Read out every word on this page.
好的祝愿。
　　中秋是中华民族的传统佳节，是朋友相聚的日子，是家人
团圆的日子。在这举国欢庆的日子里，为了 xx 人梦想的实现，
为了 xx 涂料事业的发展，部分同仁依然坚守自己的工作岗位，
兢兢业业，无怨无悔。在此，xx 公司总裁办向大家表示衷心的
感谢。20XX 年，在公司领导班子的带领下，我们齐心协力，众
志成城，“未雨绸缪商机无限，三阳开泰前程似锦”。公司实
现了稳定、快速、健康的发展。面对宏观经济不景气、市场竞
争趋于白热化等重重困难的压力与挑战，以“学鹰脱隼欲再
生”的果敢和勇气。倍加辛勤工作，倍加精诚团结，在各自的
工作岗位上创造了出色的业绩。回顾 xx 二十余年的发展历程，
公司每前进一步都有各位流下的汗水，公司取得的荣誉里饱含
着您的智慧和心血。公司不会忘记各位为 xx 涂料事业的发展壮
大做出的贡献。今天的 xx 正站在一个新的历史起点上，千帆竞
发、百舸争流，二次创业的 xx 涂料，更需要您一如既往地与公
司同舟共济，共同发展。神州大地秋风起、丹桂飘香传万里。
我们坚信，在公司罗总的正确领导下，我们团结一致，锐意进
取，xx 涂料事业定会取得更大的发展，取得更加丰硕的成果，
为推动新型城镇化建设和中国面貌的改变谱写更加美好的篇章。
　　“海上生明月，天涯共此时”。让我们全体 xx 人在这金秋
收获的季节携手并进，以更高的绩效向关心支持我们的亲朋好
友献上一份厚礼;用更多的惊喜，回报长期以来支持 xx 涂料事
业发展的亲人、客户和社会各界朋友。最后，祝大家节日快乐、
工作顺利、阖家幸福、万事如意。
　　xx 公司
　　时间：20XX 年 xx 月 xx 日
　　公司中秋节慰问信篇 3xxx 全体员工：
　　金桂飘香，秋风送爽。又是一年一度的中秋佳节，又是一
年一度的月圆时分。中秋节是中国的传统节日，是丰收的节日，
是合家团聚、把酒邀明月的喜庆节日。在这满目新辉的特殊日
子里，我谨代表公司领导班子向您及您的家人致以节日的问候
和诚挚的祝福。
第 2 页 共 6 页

------------------------------------------------------------

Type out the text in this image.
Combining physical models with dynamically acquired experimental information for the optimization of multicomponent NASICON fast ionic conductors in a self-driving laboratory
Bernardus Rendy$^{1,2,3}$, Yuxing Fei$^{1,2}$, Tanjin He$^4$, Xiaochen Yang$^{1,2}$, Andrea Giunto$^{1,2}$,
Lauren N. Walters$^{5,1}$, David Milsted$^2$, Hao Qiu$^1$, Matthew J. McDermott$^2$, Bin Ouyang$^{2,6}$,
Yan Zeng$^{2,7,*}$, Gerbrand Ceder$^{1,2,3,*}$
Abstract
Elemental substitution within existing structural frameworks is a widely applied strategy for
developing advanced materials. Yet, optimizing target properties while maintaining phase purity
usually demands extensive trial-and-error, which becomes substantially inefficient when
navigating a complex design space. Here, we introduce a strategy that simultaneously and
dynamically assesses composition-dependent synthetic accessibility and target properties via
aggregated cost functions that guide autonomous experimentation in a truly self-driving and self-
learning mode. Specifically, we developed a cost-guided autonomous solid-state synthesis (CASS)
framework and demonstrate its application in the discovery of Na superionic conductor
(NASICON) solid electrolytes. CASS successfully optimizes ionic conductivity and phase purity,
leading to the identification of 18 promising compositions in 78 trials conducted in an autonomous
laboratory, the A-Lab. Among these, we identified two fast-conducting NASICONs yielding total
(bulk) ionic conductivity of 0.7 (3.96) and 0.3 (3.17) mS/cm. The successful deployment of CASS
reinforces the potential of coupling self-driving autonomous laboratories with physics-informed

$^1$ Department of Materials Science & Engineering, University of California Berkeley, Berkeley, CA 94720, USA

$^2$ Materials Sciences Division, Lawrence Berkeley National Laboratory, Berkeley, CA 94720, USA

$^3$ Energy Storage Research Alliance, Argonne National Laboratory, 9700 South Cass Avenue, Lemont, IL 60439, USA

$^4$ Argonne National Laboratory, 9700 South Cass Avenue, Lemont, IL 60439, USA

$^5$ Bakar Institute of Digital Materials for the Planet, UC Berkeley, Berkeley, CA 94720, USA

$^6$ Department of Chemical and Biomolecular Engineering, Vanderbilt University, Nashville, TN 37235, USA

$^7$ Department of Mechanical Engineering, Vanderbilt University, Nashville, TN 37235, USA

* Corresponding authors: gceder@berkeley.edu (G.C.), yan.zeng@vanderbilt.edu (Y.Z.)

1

------------------------------------------------------------

Select and copy each line from the data that includes the word "target".

■ Result for this task
developing advanced materials. Yet, optimizing target properties while maintaining phase purity
dynamically assesses composition-dependent synthetic accessibility and target properties via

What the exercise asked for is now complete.